[START Working data]
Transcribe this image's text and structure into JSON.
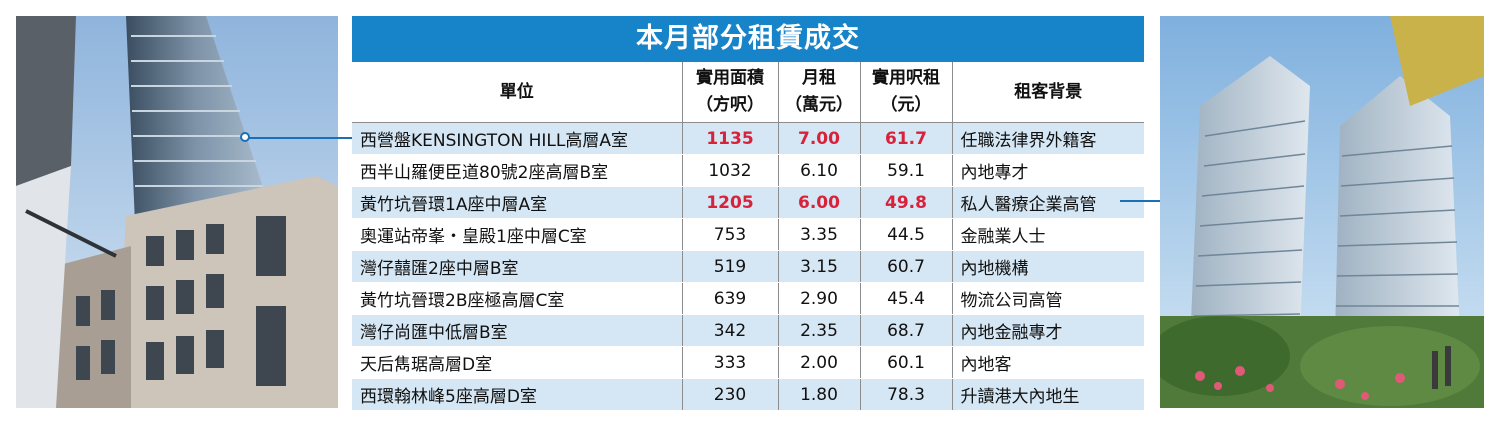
{
  "title": "本月部分租賃成交",
  "headers": {
    "unit": "單位",
    "area": "實用面積",
    "area_unit": "（方呎）",
    "rent": "月租",
    "rent_unit": "（萬元）",
    "psf": "實用呎租",
    "psf_unit": "（元）",
    "tenant": "租客背景"
  },
  "rows": [
    {
      "unit": "西營盤KENSINGTON HILL高層A室",
      "area": "1135",
      "rent": "7.00",
      "psf": "61.7",
      "tenant": "任職法律界外籍客",
      "highlight": true
    },
    {
      "unit": "西半山羅便臣道80號2座高層B室",
      "area": "1032",
      "rent": "6.10",
      "psf": "59.1",
      "tenant": "內地專才",
      "highlight": false
    },
    {
      "unit": "黃竹坑晉環1A座中層A室",
      "area": "1205",
      "rent": "6.00",
      "psf": "49.8",
      "tenant": "私人醫療企業高管",
      "highlight": true
    },
    {
      "unit": "奧運站帝峯・皇殿1座中層C室",
      "area": "753",
      "rent": "3.35",
      "psf": "44.5",
      "tenant": "金融業人士",
      "highlight": false
    },
    {
      "unit": "灣仔囍匯2座中層B室",
      "area": "519",
      "rent": "3.15",
      "psf": "60.7",
      "tenant": "內地機構",
      "highlight": false
    },
    {
      "unit": "黃竹坑晉環2B座極高層C室",
      "area": "639",
      "rent": "2.90",
      "psf": "45.4",
      "tenant": "物流公司高管",
      "highlight": false
    },
    {
      "unit": "灣仔尚匯中低層B室",
      "area": "342",
      "rent": "2.35",
      "psf": "68.7",
      "tenant": "內地金融專才",
      "highlight": false
    },
    {
      "unit": "天后雋琚高層D室",
      "area": "333",
      "rent": "2.00",
      "psf": "60.1",
      "tenant": "內地客",
      "highlight": false
    },
    {
      "unit": "西環翰林峰5座高層D室",
      "area": "230",
      "rent": "1.80",
      "psf": "78.3",
      "tenant": "升讀港大內地生",
      "highlight": false
    }
  ],
  "colors": {
    "title_bg": "#1783c8",
    "stripe": "#d5e6f4",
    "highlight_text": "#d8213a",
    "callout": "#1b6fb5"
  }
}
[END Working data]
Using the data above, write out every line exactly, leaving the images behind.

**Answer to the exercise:**
Transcribe this image's text and structure into JSON.
{
  "title": "本月部分租賃成交",
  "headers": {
    "unit": "單位",
    "area": "實用面積",
    "area_unit": "（方呎）",
    "rent": "月租",
    "rent_unit": "（萬元）",
    "psf": "實用呎租",
    "psf_unit": "（元）",
    "tenant": "租客背景"
  },
  "rows": [
    {
      "unit": "西營盤KENSINGTON HILL高層A室",
      "area": "1135",
      "rent": "7.00",
      "psf": "61.7",
      "tenant": "任職法律界外籍客",
      "highlight": true
    },
    {
      "unit": "西半山羅便臣道80號2座高層B室",
      "area": "1032",
      "rent": "6.10",
      "psf": "59.1",
      "tenant": "內地專才",
      "highlight": false
    },
    {
      "unit": "黃竹坑晉環1A座中層A室",
      "area": "1205",
      "rent": "6.00",
      "psf": "49.8",
      "tenant": "私人醫療企業高管",
      "highlight": true
    },
    {
      "unit": "奧運站帝峯・皇殿1座中層C室",
      "area": "753",
      "rent": "3.35",
      "psf": "44.5",
      "tenant": "金融業人士",
      "highlight": false
    },
    {
      "unit": "灣仔囍匯2座中層B室",
      "area": "519",
      "rent": "3.15",
      "psf": "60.7",
      "tenant": "內地機構",
      "highlight": false
    },
    {
      "unit": "黃竹坑晉環2B座極高層C室",
      "area": "639",
      "rent": "2.90",
      "psf": "45.4",
      "tenant": "物流公司高管",
      "highlight": false
    },
    {
      "unit": "灣仔尚匯中低層B室",
      "area": "342",
      "rent": "2.35",
      "psf": "68.7",
      "tenant": "內地金融專才",
      "highlight": false
    },
    {
      "unit": "天后雋琚高層D室",
      "area": "333",
      "rent": "2.00",
      "psf": "60.1",
      "tenant": "內地客",
      "highlight": false
    },
    {
      "unit": "西環翰林峰5座高層D室",
      "area": "230",
      "rent": "1.80",
      "psf": "78.3",
      "tenant": "升讀港大內地生",
      "highlight": false
    }
  ],
  "colors": {
    "title_bg": "#1783c8",
    "stripe": "#d5e6f4",
    "highlight_text": "#d8213a",
    "callout": "#1b6fb5"
  }
}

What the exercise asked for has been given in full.